━━━━━ Records shown ━━━━━
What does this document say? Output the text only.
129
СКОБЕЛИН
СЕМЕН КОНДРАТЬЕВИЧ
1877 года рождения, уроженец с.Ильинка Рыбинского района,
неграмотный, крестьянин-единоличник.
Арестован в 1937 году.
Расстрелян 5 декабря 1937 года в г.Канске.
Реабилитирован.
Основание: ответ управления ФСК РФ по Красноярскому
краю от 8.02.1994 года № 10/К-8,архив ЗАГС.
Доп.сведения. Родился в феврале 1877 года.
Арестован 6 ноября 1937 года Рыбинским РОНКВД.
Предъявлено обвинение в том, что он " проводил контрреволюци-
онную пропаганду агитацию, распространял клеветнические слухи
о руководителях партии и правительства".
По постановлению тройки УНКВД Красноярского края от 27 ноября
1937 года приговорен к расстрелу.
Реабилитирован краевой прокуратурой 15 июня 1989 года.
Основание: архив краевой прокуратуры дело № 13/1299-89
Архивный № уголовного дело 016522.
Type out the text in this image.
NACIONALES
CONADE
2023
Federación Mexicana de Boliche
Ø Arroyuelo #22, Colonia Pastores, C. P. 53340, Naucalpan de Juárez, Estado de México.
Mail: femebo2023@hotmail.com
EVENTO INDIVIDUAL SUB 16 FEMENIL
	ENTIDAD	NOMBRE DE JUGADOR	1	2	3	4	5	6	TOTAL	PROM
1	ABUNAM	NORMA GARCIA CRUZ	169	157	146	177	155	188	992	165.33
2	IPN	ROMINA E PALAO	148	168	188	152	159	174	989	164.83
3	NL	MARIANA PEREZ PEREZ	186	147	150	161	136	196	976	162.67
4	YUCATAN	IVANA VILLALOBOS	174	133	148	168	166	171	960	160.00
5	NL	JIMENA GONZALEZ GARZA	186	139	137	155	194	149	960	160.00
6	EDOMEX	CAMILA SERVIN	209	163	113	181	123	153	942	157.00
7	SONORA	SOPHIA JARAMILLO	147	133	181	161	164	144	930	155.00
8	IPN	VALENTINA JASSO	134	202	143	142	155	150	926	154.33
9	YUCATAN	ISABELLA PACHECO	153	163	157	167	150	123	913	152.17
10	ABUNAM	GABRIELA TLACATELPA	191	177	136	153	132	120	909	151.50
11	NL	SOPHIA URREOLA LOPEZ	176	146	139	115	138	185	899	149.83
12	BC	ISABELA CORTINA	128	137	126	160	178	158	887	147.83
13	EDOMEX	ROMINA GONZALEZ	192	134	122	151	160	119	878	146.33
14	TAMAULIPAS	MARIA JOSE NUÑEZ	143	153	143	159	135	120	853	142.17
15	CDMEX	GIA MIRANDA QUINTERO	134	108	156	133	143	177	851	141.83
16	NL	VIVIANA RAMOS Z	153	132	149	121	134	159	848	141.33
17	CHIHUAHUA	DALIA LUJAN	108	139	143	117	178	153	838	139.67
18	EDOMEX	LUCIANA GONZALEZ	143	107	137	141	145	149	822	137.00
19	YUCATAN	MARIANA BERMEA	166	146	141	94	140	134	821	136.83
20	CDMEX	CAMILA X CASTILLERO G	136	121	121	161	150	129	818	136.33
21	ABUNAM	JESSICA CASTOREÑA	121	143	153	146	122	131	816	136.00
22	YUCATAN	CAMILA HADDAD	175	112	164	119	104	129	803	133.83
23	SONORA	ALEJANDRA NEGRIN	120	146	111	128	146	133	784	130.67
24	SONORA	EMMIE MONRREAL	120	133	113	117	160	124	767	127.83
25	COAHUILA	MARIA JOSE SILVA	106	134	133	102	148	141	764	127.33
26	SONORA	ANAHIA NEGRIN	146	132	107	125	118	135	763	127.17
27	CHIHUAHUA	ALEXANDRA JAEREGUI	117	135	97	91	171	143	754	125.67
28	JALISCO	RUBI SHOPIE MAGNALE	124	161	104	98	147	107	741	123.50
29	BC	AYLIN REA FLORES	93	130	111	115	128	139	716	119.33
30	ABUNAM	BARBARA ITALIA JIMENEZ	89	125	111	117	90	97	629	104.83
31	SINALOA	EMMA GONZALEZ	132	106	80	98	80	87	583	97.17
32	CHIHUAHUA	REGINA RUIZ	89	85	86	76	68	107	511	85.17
━━━━━
The problem. Each line of the listing should be copied exactly.

Correct answer.
What does this document say? Output the text only.
129
СКОБЕЛИН
СЕМЕН КОНДРАТЬЕВИЧ
1877 года рождения, уроженец с.Ильинка Рыбинского района,
неграмотный, крестьянин-единоличник.
Арестован в 1937 году.
Расстрелян 5 декабря 1937 года в г.Канске.
Реабилитирован.
Основание: ответ управления ФСК РФ по Красноярскому
краю от 8.02.1994 года № 10/К-8,архив ЗАГС.
Доп.сведения. Родился в феврале 1877 года.
Арестован 6 ноября 1937 года Рыбинским РОНКВД.
Предъявлено обвинение в том, что он " проводил контрреволюци-
онную пропаганду агитацию, распространял клеветнические слухи
о руководителях партии и правительства".
По постановлению тройки УНКВД Красноярского края от 27 ноября
1937 года приговорен к расстрелу.
Реабилитирован краевой прокуратурой 15 июня 1989 года.
Основание: архив краевой прокуратуры дело № 13/1299-89
Архивный № уголовного дело 016522.
Type out the text in this image.
NACIONALES
CONADE
2023
Federación Mexicana de Boliche
Ø Arroyuelo #22, Colonia Pastores, C. P. 53340, Naucalpan de Juárez, Estado de México.
Mail: femebo2023@hotmail.com
EVENTO INDIVIDUAL SUB 16 FEMENIL
	ENTIDAD	NOMBRE DE JUGADOR	1	2	3	4	5	6	TOTAL	PROM
1	ABUNAM	NORMA GARCIA CRUZ	169	157	146	177	155	188	992	165.33
2	IPN	ROMINA E PALAO	148	168	188	152	159	174	989	164.83
3	NL	MARIANA PEREZ PEREZ	186	147	150	161	136	196	976	162.67
4	YUCATAN	IVANA VILLALOBOS	174	133	148	168	166	171	960	160.00
5	NL	JIMENA GONZALEZ GARZA	186	139	137	155	194	149	960	160.00
6	EDOMEX	CAMILA SERVIN	209	163	113	181	123	153	942	157.00
7	SONORA	SOPHIA JARAMILLO	147	133	181	161	164	144	930	155.00
8	IPN	VALENTINA JASSO	134	202	143	142	155	150	926	154.33
9	YUCATAN	ISABELLA PACHECO	153	163	157	167	150	123	913	152.17
10	ABUNAM	GABRIELA TLACATELPA	191	177	136	153	132	120	909	151.50
11	NL	SOPHIA URREOLA LOPEZ	176	146	139	115	138	185	899	149.83
12	BC	ISABELA CORTINA	128	137	126	160	178	158	887	147.83
13	EDOMEX	ROMINA GONZALEZ	192	134	122	151	160	119	878	146.33
14	TAMAULIPAS	MARIA JOSE NUÑEZ	143	153	143	159	135	120	853	142.17
15	CDMEX	GIA MIRANDA QUINTERO	134	108	156	133	143	177	851	141.83
16	NL	VIVIANA RAMOS Z	153	132	149	121	134	159	848	141.33
17	CHIHUAHUA	DALIA LUJAN	108	139	143	117	178	153	838	139.67
18	EDOMEX	LUCIANA GONZALEZ	143	107	137	141	145	149	822	137.00
19	YUCATAN	MARIANA BERMEA	166	146	141	94	140	134	821	136.83
20	CDMEX	CAMILA X CASTILLERO G	136	121	121	161	150	129	818	136.33
21	ABUNAM	JESSICA CASTOREÑA	121	143	153	146	122	131	816	136.00
22	YUCATAN	CAMILA HADDAD	175	112	164	119	104	129	803	133.83
23	SONORA	ALEJANDRA NEGRIN	120	146	111	128	146	133	784	130.67
24	SONORA	EMMIE MONRREAL	120	133	113	117	160	124	767	127.83
25	COAHUILA	MARIA JOSE SILVA	106	134	133	102	148	141	764	127.33
26	SONORA	ANAHIA NEGRIN	146	132	107	125	118	135	763	127.17
27	CHIHUAHUA	ALEXANDRA JAEREGUI	117	135	97	91	171	143	754	125.67
28	JALISCO	RUBI SHOPIE MAGNALE	124	161	104	98	147	107	741	123.50
29	BC	AYLIN REA FLORES	93	130	111	115	128	139	716	119.33
30	ABUNAM	BARBARA ITALIA JIMENEZ	89	125	111	117	90	97	629	104.83
31	SINALOA	EMMA GONZALEZ	132	106	80	98	80	87	583	97.17
32	CHIHUAHUA	REGINA RUIZ	89	85	86	76	68	107	511	85.17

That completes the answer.